* Work instructions
Copy out all the entries word for word.
━━━ Provided data
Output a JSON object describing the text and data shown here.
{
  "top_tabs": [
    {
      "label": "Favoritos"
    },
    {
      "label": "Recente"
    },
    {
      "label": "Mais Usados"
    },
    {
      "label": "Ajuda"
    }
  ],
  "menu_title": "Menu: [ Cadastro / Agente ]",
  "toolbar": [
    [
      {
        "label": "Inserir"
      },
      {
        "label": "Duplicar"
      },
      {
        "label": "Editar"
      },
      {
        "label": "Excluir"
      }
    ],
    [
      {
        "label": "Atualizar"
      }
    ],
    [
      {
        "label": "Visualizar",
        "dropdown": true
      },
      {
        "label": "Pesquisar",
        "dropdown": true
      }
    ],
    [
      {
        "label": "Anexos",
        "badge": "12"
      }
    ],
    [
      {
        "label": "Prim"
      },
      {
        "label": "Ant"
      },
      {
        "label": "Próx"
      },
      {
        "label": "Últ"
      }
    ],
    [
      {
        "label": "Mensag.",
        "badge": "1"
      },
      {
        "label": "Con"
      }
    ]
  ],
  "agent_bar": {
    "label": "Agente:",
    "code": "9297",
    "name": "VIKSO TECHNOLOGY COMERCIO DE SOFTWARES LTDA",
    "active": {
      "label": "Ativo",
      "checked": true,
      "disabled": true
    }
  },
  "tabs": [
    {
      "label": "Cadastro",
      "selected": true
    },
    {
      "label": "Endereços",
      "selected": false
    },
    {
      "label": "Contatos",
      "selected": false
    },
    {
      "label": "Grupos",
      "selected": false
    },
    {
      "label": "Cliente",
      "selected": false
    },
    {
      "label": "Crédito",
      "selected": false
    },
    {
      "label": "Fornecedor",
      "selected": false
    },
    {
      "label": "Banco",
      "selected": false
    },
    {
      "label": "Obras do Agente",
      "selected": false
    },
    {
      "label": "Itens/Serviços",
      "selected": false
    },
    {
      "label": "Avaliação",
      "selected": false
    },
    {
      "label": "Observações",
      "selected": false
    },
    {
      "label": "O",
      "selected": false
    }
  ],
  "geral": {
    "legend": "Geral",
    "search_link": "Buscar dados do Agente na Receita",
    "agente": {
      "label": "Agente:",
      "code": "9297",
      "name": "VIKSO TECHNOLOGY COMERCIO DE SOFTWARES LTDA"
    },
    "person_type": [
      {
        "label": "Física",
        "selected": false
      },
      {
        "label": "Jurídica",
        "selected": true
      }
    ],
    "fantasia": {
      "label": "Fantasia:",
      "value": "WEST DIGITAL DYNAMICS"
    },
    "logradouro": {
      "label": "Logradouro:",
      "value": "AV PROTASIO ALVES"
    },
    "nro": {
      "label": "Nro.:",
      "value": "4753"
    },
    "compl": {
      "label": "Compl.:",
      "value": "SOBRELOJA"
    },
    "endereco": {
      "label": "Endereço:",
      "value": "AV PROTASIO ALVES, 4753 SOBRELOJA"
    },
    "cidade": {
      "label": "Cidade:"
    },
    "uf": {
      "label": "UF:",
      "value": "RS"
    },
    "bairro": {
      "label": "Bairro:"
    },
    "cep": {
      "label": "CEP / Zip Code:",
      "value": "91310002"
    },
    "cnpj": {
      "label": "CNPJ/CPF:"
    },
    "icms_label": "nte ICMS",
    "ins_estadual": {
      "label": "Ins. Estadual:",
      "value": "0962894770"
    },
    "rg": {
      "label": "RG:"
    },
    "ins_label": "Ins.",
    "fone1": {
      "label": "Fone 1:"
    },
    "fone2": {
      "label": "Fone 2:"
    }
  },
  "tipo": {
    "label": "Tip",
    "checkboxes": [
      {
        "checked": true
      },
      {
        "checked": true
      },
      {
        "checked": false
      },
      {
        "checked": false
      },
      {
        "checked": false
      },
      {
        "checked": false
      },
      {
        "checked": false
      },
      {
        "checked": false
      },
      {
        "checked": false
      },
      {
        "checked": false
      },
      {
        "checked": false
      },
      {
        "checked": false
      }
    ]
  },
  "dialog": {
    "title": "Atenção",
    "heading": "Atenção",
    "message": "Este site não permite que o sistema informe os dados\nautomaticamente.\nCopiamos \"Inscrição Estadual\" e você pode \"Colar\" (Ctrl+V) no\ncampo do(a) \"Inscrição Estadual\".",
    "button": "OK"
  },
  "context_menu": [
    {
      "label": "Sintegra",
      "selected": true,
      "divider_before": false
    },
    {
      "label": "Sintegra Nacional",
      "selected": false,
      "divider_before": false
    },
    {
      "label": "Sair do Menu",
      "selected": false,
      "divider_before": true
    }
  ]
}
━━━━━━
* Solution to this task
Output a JSON object describing the text and data shown here.
{
  "top_tabs": [
    {
      "label": "Favoritos"
    },
    {
      "label": "Recente"
    },
    {
      "label": "Mais Usados"
    },
    {
      "label": "Ajuda"
    }
  ],
  "menu_title": "Menu: [ Cadastro / Agente ]",
  "toolbar": [
    [
      {
        "label": "Inserir"
      },
      {
        "label": "Duplicar"
      },
      {
        "label": "Editar"
      },
      {
        "label": "Excluir"
      }
    ],
    [
      {
        "label": "Atualizar"
      }
    ],
    [
      {
        "label": "Visualizar",
        "dropdown": true
      },
      {
        "label": "Pesquisar",
        "dropdown": true
      }
    ],
    [
      {
        "label": "Anexos",
        "badge": "12"
      }
    ],
    [
      {
        "label": "Prim"
      },
      {
        "label": "Ant"
      },
      {
        "label": "Próx"
      },
      {
        "label": "Últ"
      }
    ],
    [
      {
        "label": "Mensag.",
        "badge": "1"
      },
      {
        "label": "Con"
      }
    ]
  ],
  "agent_bar": {
    "label": "Agente:",
    "code": "9297",
    "name": "VIKSO TECHNOLOGY COMERCIO DE SOFTWARES LTDA",
    "active": {
      "label": "Ativo",
      "checked": true,
      "disabled": true
    }
  },
  "tabs": [
    {
      "label": "Cadastro",
      "selected": true
    },
    {
      "label": "Endereços",
      "selected": false
    },
    {
      "label": "Contatos",
      "selected": false
    },
    {
      "label": "Grupos",
      "selected": false
    },
    {
      "label": "Cliente",
      "selected": false
    },
    {
      "label": "Crédito",
      "selected": false
    },
    {
      "label": "Fornecedor",
      "selected": false
    },
    {
      "label": "Banco",
      "selected": false
    },
    {
      "label": "Obras do Agente",
      "selected": false
    },
    {
      "label": "Itens/Serviços",
      "selected": false
    },
    {
      "label": "Avaliação",
      "selected": false
    },
    {
      "label": "Observações",
      "selected": false
    },
    {
      "label": "O",
      "selected": false
    }
  ],
  "geral": {
    "legend": "Geral",
    "search_link": "Buscar dados do Agente na Receita",
    "agente": {
      "label": "Agente:",
      "code": "9297",
      "name": "VIKSO TECHNOLOGY COMERCIO DE SOFTWARES LTDA"
    },
    "person_type": [
      {
        "label": "Física",
        "selected": false
      },
      {
        "label": "Jurídica",
        "selected": true
      }
    ],
    "fantasia": {
      "label": "Fantasia:",
      "value": "WEST DIGITAL DYNAMICS"
    },
    "logradouro": {
      "label": "Logradouro:",
      "value": "AV PROTASIO ALVES"
    },
    "nro": {
      "label": "Nro.:",
      "value": "4753"
    },
    "compl": {
      "label": "Compl.:",
      "value": "SOBRELOJA"
    },
    "endereco": {
      "label": "Endereço:",
      "value": "AV PROTASIO ALVES, 4753 SOBRELOJA"
    },
    "cidade": {
      "label": "Cidade:"
    },
    "uf": {
      "label": "UF:",
      "value": "RS"
    },
    "bairro": {
      "label": "Bairro:"
    },
    "cep": {
      "label": "CEP / Zip Code:",
      "value": "91310002"
    },
    "cnpj": {
      "label": "CNPJ/CPF:"
    },
    "icms_label": "nte ICMS",
    "ins_estadual": {
      "label": "Ins. Estadual:",
      "value": "0962894770"
    },
    "rg": {
      "label": "RG:"
    },
    "ins_label": "Ins.",
    "fone1": {
      "label": "Fone 1:"
    },
    "fone2": {
      "label": "Fone 2:"
    }
  },
  "tipo": {
    "label": "Tip",
    "checkboxes": [
      {
        "checked": true
      },
      {
        "checked": true
      },
      {
        "checked": false
      },
      {
        "checked": false
      },
      {
        "checked": false
      },
      {
        "checked": false
      },
      {
        "checked": false
      },
      {
        "checked": false
      },
      {
        "checked": false
      },
      {
        "checked": false
      },
      {
        "checked": false
      },
      {
        "checked": false
      }
    ]
  },
  "dialog": {
    "title": "Atenção",
    "heading": "Atenção",
    "message": "Este site não permite que o sistema informe os dados\nautomaticamente.\nCopiamos \"Inscrição Estadual\" e você pode \"Colar\" (Ctrl+V) no\ncampo do(a) \"Inscrição Estadual\".",
    "button": "OK"
  },
  "context_menu": [
    {
      "label": "Sintegra",
      "selected": true,
      "divider_before": false
    },
    {
      "label": "Sintegra Nacional",
      "selected": false,
      "divider_before": false
    },
    {
      "label": "Sair do Menu",
      "selected": false,
      "divider_before": true
    }
  ]
}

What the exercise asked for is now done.